(A run of records)
++++
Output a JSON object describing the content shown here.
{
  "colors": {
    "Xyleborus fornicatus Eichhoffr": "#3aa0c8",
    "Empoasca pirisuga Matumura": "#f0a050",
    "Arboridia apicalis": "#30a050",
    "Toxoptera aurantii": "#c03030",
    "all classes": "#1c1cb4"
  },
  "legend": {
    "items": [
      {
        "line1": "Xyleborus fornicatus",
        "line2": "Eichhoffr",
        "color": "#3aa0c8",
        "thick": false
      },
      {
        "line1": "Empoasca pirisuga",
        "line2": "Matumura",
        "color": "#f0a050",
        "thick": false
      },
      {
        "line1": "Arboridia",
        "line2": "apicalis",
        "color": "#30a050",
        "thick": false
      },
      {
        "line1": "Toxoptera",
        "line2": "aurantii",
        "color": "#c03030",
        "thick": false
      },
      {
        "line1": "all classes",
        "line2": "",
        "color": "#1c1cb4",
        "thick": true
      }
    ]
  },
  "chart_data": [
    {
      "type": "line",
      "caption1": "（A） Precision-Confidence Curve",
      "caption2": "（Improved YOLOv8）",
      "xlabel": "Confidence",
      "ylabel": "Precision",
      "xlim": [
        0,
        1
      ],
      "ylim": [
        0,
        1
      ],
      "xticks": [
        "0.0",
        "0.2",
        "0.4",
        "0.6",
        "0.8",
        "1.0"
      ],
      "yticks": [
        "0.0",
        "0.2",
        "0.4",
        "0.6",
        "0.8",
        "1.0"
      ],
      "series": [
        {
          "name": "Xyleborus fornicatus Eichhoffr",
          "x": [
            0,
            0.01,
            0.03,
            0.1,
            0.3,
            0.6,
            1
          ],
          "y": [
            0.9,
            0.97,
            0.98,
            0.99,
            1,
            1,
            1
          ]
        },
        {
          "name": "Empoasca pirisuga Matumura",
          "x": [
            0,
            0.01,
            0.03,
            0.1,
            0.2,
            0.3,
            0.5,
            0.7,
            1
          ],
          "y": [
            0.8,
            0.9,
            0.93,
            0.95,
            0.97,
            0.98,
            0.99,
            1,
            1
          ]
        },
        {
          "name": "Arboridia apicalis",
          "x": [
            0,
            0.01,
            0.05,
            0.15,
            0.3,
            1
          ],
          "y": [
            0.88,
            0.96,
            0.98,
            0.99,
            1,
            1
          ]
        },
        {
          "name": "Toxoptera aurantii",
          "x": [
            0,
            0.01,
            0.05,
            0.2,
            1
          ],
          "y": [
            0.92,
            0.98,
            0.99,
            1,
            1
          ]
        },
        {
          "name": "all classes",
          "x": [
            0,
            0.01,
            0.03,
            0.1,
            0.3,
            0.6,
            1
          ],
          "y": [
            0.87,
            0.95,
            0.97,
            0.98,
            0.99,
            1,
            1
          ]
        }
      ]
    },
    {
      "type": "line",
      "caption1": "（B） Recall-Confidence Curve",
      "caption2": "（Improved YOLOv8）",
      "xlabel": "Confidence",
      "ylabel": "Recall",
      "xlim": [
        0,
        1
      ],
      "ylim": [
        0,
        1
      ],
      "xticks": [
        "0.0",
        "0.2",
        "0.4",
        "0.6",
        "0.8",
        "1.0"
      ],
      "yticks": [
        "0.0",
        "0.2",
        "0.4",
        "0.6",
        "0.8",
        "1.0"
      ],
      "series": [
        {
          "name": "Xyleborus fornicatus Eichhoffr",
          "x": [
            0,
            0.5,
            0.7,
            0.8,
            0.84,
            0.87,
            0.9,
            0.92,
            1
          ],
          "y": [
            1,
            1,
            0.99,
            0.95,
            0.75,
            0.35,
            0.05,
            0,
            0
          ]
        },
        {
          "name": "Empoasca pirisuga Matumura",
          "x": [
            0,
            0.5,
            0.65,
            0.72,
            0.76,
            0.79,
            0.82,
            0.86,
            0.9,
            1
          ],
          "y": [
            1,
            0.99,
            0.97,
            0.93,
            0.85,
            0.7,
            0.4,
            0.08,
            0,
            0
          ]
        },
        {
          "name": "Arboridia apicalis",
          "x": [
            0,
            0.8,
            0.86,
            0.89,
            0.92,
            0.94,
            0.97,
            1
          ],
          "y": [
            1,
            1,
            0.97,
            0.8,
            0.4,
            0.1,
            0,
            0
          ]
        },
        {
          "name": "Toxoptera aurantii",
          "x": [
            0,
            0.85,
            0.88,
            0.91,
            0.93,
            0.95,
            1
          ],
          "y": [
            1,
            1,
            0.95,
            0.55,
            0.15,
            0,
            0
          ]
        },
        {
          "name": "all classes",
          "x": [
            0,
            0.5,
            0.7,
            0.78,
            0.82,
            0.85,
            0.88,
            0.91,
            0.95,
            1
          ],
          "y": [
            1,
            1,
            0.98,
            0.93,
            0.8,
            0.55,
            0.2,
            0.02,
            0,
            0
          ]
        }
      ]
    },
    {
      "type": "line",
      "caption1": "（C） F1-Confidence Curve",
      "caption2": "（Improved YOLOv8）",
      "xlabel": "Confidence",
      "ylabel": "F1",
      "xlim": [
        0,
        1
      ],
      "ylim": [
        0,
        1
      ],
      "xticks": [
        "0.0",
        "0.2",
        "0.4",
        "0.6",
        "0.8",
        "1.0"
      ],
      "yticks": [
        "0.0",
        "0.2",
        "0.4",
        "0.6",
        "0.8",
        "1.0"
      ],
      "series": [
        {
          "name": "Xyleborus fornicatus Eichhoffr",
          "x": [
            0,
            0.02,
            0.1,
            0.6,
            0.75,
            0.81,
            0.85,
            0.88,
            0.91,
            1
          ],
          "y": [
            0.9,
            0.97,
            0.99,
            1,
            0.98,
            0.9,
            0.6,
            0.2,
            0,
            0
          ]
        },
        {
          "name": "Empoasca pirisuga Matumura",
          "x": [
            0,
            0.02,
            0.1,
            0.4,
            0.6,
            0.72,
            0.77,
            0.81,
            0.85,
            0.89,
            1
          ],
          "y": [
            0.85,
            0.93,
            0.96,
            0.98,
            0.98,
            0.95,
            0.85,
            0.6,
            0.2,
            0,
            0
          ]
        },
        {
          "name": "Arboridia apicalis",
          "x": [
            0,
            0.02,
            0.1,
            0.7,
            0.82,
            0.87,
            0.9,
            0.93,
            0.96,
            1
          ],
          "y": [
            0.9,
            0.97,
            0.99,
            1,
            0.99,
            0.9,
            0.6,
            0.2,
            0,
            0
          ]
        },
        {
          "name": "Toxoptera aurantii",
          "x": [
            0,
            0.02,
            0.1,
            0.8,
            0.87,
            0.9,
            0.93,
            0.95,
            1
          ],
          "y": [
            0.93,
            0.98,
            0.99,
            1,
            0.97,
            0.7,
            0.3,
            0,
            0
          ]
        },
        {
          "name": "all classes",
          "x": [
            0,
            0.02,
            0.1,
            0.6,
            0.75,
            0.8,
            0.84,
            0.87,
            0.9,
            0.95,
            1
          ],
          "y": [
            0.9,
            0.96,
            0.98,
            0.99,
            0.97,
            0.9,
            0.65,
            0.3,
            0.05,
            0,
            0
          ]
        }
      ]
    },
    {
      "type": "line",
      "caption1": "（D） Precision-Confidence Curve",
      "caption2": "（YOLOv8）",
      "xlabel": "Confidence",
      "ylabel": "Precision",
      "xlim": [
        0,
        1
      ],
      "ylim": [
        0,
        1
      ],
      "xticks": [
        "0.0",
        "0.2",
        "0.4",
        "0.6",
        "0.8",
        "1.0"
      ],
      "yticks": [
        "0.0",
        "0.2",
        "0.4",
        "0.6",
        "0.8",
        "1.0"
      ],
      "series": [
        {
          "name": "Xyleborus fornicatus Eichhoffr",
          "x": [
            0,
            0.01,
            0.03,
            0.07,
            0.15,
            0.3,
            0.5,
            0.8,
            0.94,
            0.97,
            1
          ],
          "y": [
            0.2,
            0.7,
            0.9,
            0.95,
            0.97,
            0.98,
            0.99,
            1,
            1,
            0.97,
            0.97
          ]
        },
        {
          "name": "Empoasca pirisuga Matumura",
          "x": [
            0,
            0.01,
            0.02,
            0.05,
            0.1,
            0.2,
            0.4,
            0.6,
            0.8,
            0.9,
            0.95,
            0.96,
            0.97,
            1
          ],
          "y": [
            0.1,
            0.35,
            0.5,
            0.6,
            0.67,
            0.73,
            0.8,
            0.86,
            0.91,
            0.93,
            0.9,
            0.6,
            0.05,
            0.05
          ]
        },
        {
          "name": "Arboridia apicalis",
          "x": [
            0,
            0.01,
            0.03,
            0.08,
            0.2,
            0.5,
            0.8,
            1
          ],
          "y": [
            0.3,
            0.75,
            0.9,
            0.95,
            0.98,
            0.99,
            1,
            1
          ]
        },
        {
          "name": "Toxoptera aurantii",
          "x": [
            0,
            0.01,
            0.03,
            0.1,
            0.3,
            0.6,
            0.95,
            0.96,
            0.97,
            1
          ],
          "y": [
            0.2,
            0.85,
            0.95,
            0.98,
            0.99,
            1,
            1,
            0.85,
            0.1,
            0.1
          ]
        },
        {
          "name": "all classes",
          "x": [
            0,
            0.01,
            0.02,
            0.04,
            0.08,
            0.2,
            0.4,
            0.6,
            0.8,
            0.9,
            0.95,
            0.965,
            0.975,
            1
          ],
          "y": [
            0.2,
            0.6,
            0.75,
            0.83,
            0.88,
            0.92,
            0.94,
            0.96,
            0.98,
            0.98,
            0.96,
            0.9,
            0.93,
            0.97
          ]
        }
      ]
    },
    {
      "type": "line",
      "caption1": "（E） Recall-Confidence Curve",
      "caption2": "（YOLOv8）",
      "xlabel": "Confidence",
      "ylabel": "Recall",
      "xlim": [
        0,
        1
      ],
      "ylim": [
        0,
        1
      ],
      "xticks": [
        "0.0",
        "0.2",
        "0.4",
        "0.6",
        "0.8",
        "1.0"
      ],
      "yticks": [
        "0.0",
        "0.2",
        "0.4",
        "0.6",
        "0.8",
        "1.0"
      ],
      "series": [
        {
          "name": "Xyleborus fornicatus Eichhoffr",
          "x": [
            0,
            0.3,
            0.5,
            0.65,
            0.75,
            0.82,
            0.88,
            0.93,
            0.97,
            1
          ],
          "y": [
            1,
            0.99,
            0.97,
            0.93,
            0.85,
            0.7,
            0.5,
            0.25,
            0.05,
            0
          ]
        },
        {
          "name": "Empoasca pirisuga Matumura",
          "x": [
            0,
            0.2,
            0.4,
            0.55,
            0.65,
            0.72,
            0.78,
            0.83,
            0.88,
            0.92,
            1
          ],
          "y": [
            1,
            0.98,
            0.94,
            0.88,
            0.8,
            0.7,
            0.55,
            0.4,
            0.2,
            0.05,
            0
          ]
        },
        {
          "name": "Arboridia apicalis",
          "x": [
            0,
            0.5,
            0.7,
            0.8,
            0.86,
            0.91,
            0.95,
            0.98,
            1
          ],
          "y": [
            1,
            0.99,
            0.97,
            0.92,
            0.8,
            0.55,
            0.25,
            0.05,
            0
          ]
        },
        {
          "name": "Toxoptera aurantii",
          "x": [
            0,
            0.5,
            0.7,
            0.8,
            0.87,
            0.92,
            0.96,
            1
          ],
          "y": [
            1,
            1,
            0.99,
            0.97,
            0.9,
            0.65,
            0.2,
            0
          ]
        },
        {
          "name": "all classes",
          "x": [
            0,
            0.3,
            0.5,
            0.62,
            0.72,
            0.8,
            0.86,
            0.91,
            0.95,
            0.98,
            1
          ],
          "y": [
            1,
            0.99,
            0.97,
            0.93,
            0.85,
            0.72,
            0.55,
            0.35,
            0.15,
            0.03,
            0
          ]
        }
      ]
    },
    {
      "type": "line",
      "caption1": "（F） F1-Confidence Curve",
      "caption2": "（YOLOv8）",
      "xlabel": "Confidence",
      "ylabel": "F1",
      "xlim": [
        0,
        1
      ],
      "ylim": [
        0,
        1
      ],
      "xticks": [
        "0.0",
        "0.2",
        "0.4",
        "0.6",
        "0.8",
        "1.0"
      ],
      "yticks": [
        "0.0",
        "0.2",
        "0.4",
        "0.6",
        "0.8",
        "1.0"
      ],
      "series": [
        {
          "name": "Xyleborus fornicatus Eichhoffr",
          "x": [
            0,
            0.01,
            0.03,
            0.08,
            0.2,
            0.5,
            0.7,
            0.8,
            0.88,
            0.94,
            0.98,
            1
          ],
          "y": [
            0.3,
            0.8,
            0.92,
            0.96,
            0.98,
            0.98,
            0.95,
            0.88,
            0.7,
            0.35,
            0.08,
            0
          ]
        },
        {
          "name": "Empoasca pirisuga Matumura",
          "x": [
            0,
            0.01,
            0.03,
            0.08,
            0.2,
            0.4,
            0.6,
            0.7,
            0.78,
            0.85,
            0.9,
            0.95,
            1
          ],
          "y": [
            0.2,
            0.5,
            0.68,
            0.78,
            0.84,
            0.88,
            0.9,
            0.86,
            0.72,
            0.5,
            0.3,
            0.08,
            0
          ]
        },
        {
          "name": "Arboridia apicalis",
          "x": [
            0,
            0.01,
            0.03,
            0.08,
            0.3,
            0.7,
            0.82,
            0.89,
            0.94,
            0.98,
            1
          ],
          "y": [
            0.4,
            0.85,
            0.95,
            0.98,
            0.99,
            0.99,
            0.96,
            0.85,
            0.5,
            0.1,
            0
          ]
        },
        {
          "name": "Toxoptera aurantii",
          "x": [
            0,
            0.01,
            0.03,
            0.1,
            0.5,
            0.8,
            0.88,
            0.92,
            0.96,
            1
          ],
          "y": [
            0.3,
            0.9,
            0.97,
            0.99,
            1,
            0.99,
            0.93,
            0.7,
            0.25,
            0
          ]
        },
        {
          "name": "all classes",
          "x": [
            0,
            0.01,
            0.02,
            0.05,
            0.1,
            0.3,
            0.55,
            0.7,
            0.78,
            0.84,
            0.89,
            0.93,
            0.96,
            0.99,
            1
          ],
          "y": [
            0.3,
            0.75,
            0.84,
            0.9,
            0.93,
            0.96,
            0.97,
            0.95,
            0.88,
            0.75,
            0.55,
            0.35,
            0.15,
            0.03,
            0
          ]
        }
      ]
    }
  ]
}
++++
WORK TO DO: From the records above, pull out each line that has "Precision".

RESPONSE:
      "caption1": "（A） Precision-Confidence Curve",
      "ylabel": "Precision",
      "caption1": "（D） Precision-Confidence Curve",
      "ylabel": "Precision",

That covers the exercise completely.